● **Written instruction**:
Count up the lines in the following listing that hold the word "Дзержинского", then give only that count.

● **Information provided**:

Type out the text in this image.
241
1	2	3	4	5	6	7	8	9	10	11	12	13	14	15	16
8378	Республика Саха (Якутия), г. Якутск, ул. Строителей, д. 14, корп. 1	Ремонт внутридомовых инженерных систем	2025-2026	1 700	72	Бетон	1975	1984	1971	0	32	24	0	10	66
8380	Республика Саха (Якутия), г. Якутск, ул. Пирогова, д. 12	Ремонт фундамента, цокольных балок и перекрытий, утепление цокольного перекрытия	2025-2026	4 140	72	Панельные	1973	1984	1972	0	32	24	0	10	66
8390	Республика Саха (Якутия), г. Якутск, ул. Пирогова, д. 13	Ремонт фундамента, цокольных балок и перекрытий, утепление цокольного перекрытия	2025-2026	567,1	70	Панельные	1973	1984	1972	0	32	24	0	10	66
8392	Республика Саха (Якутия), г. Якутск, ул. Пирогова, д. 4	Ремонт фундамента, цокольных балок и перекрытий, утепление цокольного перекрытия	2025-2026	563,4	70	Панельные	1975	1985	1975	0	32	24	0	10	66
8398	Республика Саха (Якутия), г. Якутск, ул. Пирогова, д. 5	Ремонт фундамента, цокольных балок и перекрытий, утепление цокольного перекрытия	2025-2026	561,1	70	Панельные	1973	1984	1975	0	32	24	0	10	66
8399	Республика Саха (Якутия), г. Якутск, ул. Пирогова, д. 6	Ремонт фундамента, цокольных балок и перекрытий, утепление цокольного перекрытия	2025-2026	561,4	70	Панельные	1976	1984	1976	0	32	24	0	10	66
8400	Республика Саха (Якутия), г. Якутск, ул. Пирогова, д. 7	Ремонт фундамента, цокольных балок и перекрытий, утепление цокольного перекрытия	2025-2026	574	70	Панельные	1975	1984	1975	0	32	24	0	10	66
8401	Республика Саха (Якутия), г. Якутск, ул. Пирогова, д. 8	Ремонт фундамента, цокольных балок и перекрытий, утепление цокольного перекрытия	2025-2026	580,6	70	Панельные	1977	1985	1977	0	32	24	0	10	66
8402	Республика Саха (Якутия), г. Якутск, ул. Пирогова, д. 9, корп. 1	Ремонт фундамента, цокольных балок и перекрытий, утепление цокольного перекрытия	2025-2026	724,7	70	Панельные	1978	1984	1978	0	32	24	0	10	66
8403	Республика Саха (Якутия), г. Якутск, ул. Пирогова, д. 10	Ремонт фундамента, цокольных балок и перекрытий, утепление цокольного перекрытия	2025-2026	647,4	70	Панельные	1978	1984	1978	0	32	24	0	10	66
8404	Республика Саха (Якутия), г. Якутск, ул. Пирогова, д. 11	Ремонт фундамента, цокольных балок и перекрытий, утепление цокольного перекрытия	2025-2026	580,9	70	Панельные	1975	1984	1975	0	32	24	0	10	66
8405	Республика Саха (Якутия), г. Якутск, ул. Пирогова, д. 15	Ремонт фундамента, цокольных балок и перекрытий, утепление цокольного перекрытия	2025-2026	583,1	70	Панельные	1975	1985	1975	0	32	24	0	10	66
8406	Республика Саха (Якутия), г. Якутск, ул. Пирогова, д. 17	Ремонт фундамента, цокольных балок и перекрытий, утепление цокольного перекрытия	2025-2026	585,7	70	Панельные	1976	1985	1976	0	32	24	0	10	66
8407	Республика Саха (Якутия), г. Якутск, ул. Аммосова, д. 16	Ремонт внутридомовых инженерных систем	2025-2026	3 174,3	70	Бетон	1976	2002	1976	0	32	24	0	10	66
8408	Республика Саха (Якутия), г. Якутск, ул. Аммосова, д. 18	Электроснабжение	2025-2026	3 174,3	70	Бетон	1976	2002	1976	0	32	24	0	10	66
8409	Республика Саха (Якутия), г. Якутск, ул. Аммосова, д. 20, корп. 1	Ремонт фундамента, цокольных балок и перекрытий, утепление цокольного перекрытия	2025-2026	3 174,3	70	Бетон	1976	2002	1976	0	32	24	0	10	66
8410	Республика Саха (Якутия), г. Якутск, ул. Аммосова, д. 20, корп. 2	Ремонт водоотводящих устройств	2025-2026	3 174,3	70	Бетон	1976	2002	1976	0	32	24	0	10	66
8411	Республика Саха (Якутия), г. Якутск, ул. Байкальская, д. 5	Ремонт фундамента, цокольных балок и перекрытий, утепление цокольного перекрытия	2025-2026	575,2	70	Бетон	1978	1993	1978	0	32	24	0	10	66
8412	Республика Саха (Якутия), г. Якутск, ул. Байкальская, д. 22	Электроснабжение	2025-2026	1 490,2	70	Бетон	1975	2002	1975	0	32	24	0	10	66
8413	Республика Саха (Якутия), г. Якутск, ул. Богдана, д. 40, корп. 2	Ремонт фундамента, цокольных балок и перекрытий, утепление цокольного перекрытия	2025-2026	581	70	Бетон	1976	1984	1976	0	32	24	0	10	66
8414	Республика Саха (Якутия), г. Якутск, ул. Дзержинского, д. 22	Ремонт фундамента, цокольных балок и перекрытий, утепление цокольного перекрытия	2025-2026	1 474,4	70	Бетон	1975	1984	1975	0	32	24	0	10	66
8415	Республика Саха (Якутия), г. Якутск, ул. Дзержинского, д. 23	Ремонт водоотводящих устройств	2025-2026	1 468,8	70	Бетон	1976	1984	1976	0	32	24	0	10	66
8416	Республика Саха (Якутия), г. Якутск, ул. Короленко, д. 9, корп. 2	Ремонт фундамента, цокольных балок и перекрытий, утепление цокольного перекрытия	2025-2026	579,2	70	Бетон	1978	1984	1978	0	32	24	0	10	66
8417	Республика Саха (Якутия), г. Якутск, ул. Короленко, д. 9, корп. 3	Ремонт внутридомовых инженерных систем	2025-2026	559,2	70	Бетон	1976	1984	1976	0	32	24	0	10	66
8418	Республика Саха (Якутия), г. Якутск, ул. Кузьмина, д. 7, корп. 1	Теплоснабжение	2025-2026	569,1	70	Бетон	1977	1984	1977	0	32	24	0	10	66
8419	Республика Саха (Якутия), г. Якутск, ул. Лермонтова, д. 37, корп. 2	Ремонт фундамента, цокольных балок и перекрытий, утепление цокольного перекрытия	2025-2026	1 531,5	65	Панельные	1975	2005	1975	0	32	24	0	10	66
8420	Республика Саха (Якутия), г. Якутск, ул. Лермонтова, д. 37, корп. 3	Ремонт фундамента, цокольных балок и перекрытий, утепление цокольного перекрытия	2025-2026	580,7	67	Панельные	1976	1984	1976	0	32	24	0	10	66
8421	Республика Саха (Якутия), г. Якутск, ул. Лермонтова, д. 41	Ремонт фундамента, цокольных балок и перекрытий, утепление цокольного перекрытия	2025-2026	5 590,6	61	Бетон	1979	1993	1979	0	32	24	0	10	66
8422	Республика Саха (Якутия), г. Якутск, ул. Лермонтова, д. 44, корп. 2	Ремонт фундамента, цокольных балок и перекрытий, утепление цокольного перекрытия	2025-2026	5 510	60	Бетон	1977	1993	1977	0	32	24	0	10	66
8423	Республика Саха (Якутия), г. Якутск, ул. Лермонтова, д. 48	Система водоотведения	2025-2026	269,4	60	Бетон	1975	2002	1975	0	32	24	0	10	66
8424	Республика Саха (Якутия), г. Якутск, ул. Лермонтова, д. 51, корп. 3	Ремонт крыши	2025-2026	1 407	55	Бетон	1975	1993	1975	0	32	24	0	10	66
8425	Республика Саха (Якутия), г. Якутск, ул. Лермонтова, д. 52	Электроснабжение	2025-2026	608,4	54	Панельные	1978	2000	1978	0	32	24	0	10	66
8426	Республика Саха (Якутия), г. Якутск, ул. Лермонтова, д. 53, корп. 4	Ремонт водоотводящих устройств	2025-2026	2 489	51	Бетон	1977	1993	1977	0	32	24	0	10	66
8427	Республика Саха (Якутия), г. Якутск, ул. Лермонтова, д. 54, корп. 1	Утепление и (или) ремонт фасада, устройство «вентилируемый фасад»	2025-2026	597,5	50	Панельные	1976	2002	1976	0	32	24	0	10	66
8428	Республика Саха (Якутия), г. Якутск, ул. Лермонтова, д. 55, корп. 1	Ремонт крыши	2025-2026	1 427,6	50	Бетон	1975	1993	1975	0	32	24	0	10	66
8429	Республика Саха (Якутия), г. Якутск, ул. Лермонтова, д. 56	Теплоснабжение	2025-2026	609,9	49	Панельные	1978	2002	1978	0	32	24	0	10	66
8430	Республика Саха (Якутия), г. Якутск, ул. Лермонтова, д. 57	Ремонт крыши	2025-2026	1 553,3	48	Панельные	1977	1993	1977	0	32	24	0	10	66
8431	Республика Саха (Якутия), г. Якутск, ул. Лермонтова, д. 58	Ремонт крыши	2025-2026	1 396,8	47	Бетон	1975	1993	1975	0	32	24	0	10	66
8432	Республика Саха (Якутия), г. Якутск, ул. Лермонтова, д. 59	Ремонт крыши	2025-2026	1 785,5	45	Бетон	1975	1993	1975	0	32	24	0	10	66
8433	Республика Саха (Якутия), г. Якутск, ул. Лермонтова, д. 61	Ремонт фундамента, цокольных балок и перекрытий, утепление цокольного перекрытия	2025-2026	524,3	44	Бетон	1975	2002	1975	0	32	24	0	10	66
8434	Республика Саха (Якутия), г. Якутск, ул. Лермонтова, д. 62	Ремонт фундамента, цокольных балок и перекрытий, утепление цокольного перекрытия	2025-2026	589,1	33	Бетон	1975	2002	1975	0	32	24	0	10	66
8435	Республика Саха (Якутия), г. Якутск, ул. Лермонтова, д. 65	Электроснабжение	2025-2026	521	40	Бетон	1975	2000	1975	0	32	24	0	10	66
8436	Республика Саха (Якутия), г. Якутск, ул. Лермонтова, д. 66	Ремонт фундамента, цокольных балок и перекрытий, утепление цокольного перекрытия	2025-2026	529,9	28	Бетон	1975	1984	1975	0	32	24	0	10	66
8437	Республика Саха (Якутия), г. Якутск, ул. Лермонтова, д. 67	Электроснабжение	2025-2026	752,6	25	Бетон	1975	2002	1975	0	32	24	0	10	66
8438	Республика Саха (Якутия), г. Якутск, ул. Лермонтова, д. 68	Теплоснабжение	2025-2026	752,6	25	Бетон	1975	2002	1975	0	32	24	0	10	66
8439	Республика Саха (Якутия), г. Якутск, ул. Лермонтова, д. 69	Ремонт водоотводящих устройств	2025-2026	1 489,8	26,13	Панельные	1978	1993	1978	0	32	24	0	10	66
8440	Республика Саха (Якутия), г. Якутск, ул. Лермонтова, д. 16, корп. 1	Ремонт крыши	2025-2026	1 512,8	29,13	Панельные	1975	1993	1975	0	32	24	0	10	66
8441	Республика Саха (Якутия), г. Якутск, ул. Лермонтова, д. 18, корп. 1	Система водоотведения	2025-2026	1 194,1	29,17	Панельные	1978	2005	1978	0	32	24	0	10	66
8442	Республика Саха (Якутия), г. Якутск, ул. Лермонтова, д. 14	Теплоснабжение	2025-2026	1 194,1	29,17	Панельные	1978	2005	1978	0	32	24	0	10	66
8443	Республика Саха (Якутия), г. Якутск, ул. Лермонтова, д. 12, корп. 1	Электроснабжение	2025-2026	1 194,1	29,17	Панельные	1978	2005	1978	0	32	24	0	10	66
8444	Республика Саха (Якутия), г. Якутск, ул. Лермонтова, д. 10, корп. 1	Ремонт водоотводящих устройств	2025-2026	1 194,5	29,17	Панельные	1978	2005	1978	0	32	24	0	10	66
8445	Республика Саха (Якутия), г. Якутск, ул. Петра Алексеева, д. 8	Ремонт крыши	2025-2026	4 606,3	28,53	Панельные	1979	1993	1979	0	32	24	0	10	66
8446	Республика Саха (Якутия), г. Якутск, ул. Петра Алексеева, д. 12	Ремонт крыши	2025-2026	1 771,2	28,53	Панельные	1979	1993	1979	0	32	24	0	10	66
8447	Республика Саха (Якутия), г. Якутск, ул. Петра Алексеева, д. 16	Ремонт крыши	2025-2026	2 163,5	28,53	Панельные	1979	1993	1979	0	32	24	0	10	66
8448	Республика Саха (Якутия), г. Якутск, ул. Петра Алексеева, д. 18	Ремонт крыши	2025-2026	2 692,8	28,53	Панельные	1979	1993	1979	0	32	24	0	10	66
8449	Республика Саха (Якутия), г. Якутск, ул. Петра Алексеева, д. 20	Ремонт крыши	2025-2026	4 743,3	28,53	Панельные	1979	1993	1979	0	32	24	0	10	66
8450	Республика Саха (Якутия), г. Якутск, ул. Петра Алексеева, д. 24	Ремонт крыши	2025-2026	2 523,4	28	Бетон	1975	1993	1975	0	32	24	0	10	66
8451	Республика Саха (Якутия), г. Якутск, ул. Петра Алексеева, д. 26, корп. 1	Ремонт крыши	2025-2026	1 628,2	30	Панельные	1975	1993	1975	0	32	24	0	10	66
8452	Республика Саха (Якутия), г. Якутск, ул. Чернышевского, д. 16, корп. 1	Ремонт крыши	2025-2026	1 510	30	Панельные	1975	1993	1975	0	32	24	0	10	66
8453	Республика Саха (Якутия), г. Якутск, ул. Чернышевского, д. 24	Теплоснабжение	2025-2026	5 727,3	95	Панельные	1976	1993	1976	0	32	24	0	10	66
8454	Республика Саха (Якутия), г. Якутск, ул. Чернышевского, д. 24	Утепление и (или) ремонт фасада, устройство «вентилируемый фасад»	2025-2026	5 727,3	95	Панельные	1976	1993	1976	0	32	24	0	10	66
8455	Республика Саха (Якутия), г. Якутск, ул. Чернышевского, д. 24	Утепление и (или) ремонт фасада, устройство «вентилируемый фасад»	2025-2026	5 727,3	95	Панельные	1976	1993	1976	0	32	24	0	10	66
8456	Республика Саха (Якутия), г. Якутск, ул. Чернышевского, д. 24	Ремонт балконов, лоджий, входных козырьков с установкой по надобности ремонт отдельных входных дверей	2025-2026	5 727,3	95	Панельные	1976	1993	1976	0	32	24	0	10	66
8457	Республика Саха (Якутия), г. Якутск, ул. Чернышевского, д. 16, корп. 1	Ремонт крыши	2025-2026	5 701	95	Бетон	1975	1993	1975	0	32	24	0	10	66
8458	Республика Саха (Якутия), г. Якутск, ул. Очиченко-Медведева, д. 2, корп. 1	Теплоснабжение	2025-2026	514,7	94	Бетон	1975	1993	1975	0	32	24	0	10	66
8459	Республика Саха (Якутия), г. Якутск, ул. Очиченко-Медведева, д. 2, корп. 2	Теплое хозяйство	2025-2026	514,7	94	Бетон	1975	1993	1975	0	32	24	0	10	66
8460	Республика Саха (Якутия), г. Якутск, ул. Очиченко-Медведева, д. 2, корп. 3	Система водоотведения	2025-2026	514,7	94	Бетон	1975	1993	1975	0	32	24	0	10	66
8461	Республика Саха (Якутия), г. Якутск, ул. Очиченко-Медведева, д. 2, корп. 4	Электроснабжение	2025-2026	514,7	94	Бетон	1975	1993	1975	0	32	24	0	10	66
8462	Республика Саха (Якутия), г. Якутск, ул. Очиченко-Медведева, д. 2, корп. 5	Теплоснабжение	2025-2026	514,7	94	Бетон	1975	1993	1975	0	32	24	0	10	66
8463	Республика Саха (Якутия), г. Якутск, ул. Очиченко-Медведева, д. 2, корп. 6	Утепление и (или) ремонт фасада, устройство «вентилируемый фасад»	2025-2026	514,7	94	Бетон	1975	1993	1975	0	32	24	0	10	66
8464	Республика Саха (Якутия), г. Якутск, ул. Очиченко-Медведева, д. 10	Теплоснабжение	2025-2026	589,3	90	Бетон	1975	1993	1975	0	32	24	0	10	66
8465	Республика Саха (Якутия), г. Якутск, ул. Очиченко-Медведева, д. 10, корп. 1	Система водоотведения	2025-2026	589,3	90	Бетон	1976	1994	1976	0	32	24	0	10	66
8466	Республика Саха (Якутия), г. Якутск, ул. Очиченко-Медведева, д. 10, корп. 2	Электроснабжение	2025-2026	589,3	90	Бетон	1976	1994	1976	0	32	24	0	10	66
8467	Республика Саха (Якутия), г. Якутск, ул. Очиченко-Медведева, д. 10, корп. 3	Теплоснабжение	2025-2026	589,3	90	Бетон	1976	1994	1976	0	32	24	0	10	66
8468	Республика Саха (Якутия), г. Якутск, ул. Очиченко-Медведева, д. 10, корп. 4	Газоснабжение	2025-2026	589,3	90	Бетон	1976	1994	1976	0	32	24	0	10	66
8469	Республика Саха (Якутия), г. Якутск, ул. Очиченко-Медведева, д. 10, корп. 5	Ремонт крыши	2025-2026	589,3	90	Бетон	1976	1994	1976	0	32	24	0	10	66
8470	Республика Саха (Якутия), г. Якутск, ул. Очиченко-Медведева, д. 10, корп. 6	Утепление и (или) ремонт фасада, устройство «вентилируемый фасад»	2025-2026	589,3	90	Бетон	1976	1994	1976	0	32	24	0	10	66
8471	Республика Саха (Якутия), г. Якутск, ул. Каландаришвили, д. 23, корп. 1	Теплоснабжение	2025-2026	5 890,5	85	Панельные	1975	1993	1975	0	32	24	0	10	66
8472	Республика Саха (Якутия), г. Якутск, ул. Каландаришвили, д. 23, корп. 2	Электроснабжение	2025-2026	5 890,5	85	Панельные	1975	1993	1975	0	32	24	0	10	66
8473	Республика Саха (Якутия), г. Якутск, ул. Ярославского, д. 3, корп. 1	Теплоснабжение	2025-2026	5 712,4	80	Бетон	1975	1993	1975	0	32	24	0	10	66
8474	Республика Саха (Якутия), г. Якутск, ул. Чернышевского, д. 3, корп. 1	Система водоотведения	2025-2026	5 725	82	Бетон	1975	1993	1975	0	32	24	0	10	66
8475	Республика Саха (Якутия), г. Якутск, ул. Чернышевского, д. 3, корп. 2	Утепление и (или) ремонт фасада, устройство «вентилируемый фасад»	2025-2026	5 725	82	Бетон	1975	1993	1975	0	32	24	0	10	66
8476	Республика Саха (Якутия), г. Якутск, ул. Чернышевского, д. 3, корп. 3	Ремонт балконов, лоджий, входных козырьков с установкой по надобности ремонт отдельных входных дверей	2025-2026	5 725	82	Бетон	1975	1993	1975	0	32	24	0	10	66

● **Output of the task**:
2